- [Task requirements]: Review the material and extract every line in which the word "aids" occurs.

Data items
============================================================

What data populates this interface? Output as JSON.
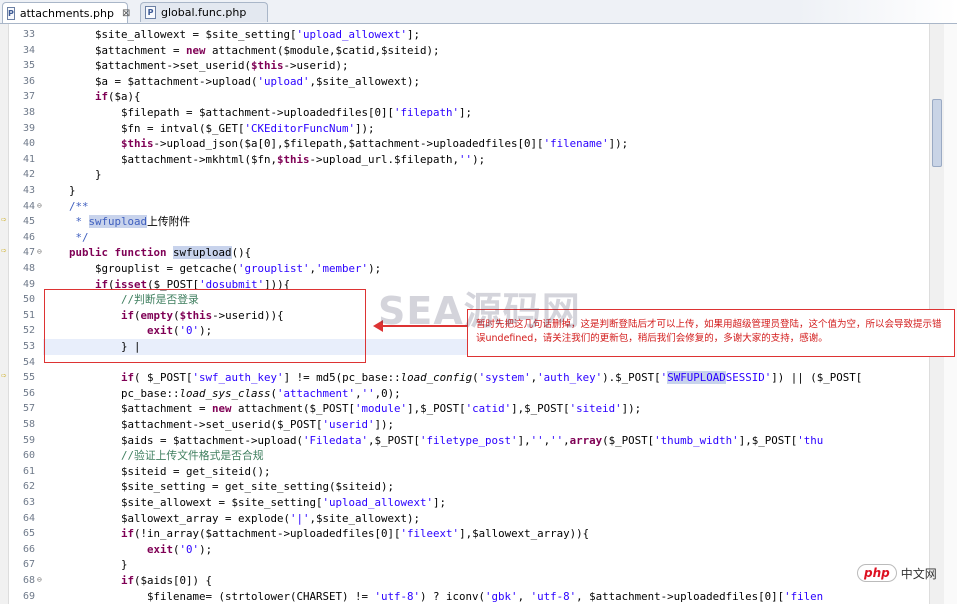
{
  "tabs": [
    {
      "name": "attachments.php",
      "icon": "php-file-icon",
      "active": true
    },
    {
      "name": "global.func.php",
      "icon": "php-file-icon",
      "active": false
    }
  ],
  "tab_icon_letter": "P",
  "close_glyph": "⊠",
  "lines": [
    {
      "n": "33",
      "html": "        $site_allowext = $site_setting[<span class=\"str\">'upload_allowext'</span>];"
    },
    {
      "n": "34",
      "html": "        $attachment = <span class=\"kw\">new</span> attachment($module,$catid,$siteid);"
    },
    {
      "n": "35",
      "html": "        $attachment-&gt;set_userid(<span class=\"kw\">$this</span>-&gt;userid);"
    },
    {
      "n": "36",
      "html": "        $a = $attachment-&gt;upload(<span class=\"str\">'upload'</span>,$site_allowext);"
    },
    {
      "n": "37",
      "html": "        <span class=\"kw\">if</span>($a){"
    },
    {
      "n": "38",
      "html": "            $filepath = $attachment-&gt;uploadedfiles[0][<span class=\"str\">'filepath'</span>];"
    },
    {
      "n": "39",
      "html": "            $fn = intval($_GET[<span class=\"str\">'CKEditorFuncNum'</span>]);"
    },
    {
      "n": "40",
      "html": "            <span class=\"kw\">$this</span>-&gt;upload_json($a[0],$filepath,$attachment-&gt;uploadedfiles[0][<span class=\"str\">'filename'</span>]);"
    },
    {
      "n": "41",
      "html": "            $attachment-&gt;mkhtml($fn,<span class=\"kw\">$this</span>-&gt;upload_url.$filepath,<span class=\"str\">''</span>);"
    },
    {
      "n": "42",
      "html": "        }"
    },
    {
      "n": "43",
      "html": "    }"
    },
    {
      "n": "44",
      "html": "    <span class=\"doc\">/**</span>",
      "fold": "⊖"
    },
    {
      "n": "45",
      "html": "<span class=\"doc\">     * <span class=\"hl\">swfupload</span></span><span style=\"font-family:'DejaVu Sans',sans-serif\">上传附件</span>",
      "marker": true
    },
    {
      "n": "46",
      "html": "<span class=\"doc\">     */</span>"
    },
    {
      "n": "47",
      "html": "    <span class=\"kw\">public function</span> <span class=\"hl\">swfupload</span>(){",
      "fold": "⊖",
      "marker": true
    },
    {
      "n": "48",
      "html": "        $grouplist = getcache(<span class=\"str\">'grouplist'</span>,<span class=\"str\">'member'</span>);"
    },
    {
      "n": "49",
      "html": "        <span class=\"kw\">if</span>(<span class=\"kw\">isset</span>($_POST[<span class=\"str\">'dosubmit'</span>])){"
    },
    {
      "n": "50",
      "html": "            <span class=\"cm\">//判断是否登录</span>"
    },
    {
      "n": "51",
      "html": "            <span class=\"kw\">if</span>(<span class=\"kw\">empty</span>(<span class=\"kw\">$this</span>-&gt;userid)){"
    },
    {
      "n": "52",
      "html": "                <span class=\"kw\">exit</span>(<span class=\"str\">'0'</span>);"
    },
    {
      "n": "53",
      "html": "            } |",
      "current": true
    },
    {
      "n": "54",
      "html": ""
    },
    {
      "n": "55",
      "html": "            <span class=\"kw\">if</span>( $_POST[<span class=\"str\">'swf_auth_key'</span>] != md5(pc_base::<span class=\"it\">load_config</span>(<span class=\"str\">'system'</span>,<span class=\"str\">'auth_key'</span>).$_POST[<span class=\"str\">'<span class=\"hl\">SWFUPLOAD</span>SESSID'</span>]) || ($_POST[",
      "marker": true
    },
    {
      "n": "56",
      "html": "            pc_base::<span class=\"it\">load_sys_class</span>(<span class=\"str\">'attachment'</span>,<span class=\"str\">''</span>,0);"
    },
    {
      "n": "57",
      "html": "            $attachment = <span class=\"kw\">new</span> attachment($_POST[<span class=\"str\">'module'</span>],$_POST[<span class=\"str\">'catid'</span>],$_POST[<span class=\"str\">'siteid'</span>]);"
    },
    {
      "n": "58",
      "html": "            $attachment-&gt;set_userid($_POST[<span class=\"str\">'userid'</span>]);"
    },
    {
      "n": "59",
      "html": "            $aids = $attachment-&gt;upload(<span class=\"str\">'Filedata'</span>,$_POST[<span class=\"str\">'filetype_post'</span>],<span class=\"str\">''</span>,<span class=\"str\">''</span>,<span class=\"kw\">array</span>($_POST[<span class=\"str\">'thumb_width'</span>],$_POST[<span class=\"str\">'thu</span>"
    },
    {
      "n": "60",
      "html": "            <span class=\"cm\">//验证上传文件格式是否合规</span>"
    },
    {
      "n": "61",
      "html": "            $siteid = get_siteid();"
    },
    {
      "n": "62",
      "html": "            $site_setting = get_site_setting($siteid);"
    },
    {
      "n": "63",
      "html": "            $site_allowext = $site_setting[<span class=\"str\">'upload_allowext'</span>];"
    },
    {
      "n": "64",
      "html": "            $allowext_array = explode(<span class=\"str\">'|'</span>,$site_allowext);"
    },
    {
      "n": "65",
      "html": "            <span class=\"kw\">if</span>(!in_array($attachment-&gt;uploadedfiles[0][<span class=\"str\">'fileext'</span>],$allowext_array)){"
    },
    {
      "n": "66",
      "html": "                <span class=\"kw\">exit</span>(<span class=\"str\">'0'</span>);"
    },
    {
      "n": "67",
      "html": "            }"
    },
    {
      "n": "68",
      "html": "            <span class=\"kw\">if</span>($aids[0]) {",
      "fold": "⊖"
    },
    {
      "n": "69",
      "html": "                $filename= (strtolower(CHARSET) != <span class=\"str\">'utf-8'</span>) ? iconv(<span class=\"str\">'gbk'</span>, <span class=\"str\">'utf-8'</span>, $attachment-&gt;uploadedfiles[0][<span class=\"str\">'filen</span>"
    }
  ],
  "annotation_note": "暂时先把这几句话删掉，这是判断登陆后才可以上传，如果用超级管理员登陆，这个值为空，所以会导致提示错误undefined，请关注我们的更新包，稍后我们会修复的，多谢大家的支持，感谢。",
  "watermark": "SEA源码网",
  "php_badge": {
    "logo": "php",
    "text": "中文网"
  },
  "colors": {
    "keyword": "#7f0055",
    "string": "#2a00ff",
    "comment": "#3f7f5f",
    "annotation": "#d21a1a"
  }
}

============================================================

- [Answer in full]:
      "html": "            $aids = $attachment-&gt;upload(<span class=\"str\">'Filedata'</span>,$_POST[<span class=\"str\">'filetype_post'</span>],<span class=\"str\">''</span>,<span class=\"str\">''</span>,<span class=\"kw\">array</span>($_POST[<span class=\"str\">'thumb_width'</span>],$_POST[<span class=\"str\">'thu</span>"
      "html": "            <span class=\"kw\">if</span>($aids[0]) {",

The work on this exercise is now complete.